▶ [What needs to be done] Give the number of lines that contain the string "והמומים", and nothing else.

Data entries:
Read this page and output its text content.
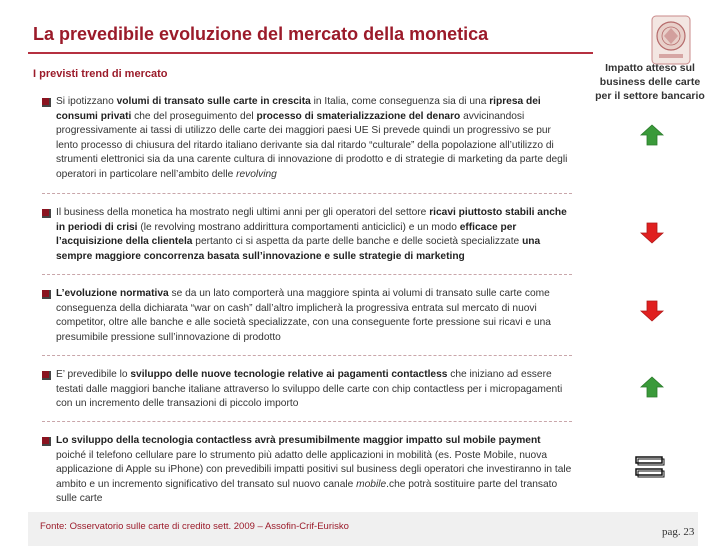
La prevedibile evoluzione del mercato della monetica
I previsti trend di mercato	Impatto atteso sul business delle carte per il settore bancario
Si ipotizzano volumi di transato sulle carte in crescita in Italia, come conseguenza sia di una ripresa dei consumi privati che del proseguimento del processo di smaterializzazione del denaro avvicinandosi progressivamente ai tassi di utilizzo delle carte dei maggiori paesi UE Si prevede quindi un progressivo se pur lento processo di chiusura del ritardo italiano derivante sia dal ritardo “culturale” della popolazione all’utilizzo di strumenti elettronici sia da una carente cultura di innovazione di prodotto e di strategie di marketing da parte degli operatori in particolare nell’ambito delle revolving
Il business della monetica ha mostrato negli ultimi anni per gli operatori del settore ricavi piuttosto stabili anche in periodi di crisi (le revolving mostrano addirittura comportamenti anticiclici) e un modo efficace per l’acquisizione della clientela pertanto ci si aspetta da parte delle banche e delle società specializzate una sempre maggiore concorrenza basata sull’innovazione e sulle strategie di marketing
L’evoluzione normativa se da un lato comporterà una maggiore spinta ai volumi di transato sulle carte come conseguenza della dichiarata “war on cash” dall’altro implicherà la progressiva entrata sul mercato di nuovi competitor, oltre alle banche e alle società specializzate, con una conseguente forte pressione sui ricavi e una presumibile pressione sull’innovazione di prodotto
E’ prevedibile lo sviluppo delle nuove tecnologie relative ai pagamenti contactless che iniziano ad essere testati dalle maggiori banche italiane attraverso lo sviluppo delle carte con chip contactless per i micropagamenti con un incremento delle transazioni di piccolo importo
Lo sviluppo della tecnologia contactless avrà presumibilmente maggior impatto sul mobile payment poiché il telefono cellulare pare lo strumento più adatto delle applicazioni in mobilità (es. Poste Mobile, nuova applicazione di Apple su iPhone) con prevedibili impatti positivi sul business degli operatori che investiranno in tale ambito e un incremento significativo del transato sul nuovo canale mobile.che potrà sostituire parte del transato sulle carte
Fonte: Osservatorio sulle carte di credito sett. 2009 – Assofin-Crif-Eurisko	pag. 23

--

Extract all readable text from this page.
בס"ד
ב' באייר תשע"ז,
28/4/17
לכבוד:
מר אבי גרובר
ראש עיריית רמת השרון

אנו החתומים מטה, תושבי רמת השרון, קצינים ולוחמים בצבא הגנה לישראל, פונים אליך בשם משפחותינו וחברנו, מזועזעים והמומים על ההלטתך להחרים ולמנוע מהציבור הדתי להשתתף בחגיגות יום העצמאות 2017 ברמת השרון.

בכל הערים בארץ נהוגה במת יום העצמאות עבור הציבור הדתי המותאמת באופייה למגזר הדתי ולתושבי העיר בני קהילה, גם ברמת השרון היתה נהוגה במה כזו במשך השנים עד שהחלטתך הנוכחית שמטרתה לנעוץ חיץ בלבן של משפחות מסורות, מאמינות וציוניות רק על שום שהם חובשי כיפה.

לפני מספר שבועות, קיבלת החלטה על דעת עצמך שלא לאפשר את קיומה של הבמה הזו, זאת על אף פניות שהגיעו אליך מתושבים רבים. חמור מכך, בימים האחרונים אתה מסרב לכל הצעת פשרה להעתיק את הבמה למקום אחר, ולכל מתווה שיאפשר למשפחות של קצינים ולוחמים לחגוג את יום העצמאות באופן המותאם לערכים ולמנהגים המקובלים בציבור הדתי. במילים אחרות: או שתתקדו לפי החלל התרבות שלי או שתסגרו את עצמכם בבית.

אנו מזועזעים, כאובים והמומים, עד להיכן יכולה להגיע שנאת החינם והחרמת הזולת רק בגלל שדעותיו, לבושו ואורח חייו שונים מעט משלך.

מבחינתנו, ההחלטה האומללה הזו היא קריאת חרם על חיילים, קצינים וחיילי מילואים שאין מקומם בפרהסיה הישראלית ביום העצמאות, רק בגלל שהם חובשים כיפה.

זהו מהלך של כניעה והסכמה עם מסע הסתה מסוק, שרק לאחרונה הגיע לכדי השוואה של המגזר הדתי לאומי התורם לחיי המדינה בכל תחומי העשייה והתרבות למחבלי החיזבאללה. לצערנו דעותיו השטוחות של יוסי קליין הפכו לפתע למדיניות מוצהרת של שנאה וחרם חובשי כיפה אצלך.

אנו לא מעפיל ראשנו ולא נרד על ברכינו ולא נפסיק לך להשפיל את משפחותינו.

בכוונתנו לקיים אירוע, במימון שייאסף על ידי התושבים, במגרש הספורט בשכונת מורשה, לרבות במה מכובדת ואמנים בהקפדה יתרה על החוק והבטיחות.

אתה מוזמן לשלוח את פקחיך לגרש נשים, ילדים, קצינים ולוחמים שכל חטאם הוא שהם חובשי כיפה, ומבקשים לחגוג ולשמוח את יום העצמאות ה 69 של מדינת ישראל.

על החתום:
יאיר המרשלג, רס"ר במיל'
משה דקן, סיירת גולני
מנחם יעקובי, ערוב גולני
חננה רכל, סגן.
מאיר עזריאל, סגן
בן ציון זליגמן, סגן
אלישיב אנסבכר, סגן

==

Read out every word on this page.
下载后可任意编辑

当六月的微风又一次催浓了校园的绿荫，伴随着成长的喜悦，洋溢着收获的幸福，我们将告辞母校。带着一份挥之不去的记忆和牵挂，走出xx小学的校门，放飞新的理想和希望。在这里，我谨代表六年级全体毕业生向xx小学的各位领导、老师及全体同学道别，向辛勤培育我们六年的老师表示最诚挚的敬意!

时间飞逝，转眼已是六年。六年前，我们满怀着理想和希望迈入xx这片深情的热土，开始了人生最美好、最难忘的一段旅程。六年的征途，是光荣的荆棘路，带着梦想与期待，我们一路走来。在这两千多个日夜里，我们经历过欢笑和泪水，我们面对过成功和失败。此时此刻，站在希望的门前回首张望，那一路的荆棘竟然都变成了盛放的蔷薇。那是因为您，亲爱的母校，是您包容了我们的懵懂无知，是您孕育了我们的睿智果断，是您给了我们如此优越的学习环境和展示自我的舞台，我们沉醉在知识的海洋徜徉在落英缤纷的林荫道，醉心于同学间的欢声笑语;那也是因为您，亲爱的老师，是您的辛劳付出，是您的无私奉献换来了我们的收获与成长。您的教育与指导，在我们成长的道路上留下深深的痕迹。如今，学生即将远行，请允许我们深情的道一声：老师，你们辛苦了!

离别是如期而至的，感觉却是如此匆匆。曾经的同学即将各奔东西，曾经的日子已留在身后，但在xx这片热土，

▶ [Solution to this problem] 2